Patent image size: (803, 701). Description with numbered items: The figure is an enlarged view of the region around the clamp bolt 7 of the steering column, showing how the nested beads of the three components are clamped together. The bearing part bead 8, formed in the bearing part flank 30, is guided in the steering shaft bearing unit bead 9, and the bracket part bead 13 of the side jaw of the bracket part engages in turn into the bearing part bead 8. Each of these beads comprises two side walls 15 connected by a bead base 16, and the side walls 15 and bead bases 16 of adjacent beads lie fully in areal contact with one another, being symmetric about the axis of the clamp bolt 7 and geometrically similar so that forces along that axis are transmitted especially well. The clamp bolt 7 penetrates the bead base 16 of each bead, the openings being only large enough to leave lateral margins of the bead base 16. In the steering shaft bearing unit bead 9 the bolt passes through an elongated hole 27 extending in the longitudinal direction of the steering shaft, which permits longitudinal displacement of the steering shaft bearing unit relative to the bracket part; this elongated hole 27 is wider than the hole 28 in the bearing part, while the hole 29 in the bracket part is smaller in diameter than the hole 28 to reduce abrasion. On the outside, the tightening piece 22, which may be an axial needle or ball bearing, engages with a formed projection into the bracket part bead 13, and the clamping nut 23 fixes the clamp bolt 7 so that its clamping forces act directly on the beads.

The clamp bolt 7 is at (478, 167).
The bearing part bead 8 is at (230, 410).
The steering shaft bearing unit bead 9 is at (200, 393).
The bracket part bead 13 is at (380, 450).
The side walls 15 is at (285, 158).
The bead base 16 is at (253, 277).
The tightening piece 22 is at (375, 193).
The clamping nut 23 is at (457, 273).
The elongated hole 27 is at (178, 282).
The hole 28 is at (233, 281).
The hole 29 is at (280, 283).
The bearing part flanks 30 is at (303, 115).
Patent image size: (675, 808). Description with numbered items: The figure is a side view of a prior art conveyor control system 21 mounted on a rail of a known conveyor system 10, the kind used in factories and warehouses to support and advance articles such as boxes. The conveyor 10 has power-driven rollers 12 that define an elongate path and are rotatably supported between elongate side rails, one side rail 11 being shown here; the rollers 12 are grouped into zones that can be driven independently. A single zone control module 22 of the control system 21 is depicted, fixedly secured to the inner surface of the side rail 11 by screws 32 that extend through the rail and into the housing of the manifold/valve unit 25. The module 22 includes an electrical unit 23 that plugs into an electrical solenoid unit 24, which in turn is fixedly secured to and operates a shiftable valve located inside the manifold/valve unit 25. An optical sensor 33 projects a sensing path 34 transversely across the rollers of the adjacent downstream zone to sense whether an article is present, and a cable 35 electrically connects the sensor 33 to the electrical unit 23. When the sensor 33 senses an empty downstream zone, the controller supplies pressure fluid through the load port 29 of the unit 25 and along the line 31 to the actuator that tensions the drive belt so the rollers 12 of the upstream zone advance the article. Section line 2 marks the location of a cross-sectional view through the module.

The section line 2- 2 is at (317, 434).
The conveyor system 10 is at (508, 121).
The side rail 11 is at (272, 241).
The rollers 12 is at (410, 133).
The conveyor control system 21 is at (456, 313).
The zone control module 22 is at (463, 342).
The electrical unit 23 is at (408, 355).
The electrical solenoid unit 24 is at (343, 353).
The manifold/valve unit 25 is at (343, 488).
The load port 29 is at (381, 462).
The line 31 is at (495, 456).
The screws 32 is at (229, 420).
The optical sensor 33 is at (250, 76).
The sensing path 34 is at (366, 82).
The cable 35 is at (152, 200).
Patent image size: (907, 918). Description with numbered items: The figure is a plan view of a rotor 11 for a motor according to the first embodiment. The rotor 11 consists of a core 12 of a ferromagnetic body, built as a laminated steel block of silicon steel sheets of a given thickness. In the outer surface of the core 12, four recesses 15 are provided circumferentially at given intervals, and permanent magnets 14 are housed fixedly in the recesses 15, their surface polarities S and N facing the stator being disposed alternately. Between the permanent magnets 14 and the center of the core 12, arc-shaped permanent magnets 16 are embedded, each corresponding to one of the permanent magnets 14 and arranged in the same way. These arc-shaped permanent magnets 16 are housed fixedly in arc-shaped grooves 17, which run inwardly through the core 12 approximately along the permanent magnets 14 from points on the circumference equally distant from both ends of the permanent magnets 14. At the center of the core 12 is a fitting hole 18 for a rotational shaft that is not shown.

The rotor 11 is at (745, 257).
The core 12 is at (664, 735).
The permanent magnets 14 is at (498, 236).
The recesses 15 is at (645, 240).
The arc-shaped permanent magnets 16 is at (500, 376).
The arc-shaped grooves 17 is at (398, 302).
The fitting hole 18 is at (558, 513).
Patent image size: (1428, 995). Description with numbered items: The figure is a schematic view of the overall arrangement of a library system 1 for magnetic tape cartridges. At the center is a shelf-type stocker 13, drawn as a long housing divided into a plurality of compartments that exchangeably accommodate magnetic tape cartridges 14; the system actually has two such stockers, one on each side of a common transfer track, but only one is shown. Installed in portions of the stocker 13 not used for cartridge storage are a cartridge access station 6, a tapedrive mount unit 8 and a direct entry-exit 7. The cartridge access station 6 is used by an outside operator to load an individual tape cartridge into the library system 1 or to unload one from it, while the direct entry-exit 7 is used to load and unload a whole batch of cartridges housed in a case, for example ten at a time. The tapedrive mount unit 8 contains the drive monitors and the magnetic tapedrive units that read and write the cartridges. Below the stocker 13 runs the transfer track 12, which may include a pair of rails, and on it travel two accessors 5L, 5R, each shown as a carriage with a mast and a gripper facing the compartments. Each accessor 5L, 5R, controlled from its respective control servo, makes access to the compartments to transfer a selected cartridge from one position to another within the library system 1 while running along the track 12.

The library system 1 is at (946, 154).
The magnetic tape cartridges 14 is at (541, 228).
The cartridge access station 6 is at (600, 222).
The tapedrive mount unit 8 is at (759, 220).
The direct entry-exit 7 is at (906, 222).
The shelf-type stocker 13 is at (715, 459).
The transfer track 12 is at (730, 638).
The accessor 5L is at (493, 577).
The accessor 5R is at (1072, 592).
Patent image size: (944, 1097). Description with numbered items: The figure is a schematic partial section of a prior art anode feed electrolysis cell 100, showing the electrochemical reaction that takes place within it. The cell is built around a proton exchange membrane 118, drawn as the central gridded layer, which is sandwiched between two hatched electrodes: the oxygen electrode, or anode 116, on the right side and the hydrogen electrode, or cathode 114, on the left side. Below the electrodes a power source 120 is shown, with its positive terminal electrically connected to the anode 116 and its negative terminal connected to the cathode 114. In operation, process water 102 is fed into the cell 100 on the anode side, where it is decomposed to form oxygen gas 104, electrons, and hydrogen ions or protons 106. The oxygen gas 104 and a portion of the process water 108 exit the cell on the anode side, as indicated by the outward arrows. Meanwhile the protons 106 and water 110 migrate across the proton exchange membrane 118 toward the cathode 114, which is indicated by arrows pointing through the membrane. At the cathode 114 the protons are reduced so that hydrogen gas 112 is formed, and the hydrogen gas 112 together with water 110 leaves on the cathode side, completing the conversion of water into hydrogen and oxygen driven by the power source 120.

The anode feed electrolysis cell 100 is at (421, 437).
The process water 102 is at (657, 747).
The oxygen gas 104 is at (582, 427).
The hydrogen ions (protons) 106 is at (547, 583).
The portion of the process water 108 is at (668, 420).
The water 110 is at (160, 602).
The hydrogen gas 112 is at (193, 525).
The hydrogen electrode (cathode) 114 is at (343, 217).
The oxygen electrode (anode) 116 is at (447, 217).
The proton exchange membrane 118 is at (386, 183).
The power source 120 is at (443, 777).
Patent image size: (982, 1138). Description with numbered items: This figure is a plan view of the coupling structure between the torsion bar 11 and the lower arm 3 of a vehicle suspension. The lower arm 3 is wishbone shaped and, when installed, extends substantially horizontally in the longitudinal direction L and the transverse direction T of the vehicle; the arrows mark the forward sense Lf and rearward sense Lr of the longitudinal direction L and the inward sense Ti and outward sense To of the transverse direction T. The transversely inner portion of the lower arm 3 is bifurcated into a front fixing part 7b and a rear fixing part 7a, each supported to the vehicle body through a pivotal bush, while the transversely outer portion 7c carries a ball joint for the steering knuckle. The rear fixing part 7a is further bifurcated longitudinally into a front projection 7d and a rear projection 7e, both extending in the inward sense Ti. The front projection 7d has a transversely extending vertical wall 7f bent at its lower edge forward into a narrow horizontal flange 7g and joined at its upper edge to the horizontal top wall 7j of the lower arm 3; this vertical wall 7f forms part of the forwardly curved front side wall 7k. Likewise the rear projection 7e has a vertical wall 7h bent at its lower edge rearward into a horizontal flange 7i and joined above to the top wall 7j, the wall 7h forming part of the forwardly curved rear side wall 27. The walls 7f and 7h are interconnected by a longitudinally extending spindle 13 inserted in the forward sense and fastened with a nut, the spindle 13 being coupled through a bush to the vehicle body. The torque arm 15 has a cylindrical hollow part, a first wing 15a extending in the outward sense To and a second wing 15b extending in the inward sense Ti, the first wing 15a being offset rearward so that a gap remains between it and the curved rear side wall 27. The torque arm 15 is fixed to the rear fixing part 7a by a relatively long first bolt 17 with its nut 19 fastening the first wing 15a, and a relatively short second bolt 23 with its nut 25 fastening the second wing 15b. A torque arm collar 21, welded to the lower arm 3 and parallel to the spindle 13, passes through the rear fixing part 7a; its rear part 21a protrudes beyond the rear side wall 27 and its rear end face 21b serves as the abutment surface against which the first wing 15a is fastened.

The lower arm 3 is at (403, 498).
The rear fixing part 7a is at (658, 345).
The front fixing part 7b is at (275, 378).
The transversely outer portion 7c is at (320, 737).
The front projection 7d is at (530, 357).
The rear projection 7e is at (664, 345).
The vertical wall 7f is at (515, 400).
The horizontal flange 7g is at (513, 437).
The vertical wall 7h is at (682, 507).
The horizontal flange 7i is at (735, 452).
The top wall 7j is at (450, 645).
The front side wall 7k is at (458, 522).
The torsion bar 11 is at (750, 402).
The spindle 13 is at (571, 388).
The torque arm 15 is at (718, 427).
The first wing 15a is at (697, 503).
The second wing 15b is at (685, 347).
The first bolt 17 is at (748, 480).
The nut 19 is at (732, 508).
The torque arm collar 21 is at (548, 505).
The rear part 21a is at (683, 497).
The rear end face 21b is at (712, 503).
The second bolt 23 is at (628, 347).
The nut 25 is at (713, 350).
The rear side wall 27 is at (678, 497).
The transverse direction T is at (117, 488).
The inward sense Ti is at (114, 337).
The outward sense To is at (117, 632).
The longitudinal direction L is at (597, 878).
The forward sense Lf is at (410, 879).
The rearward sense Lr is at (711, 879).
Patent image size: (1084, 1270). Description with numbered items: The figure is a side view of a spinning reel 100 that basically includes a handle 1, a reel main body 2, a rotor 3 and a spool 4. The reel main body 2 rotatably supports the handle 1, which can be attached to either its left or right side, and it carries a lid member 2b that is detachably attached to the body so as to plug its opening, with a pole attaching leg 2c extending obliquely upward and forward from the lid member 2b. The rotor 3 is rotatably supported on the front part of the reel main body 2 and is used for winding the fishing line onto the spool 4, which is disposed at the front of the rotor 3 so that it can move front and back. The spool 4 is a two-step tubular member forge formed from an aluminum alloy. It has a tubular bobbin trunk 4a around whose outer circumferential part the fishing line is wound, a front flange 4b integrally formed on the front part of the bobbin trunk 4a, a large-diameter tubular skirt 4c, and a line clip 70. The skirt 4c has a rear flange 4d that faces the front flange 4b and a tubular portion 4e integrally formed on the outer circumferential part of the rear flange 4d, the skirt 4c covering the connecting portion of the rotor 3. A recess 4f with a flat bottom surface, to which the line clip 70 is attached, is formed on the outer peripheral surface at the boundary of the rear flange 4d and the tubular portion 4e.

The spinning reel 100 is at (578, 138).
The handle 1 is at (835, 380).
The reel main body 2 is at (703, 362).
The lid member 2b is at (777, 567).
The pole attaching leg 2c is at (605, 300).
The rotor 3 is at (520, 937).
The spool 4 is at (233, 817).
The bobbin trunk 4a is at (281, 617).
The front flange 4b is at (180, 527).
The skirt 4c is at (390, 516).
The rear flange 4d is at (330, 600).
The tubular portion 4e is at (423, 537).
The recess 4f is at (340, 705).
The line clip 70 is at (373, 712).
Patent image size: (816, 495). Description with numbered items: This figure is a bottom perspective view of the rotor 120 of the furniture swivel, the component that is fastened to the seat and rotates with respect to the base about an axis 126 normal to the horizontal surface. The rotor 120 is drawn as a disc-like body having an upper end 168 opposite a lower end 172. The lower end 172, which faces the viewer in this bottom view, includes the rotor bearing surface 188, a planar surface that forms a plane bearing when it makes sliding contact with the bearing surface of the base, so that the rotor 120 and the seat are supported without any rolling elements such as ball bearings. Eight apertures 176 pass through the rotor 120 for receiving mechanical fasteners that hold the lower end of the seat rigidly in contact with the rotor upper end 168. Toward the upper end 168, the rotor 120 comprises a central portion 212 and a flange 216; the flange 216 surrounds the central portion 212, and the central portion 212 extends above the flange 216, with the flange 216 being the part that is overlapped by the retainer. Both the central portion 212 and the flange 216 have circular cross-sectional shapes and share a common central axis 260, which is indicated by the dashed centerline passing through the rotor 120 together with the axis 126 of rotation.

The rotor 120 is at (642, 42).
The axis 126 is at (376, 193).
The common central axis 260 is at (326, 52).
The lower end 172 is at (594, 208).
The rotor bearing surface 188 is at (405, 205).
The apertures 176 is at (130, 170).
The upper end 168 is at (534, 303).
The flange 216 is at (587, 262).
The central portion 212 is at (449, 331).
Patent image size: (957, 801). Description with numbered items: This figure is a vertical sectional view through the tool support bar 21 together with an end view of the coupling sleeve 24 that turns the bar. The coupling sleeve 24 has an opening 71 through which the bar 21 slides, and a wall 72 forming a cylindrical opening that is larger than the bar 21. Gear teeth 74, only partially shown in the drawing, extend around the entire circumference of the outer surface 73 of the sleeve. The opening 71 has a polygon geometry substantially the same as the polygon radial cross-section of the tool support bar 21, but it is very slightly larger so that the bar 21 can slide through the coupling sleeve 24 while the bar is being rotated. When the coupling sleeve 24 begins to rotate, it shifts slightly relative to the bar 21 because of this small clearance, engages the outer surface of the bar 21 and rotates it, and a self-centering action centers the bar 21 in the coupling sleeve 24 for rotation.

**********

WRITTEN INSTRUCTION: Please rewrite the part above that opens with the line containing "Patent image size: (1084, 1270)." and closes with the line containing "The spinning reel 100 is at (578, 138)." as a numbered list, including both of those lines and leaving out any blank lines.

SOLUTION TO THIS TASK:
1. Patent image size: (1084, 1270). Description with numbered items: The figure is a side view of a spinning reel 100 that basically includes a handle 1, a reel main body 2, a rotor 3 and a spool 4. The reel main body 2 rotatably supports the handle 1, which can be attached to either its left or right side, and it carries a lid member 2b that is detachably attached to the body so as to plug its opening, with a pole attaching leg 2c extending obliquely upward and forward from the lid member 2b. The rotor 3 is rotatably supported on the front part of the reel main body 2 and is used for winding the fishing line onto the spool 4, which is disposed at the front of the rotor 3 so that it can move front and back. The spool 4 is a two-step tubular member forge formed from an aluminum alloy. It has a tubular bobbin trunk 4a around whose outer circumferential part the fishing line is wound, a front flange 4b integrally formed on the front part of the bobbin trunk 4a, a large-diameter tubular skirt 4c, and a line clip 70. The skirt 4c has a rear flange 4d that faces the front flange 4b and a tubular portion 4e integrally formed on the outer circumferential part of the rear flange 4d, the skirt 4c covering the connecting portion of the rotor 3. A recess 4f with a flat bottom surface, to which the line clip 70 is attached, is formed on the outer peripheral surface at the boundary of the rear flange 4d and the tubular portion 4e.
2. The spinning reel 100 is at (578, 138).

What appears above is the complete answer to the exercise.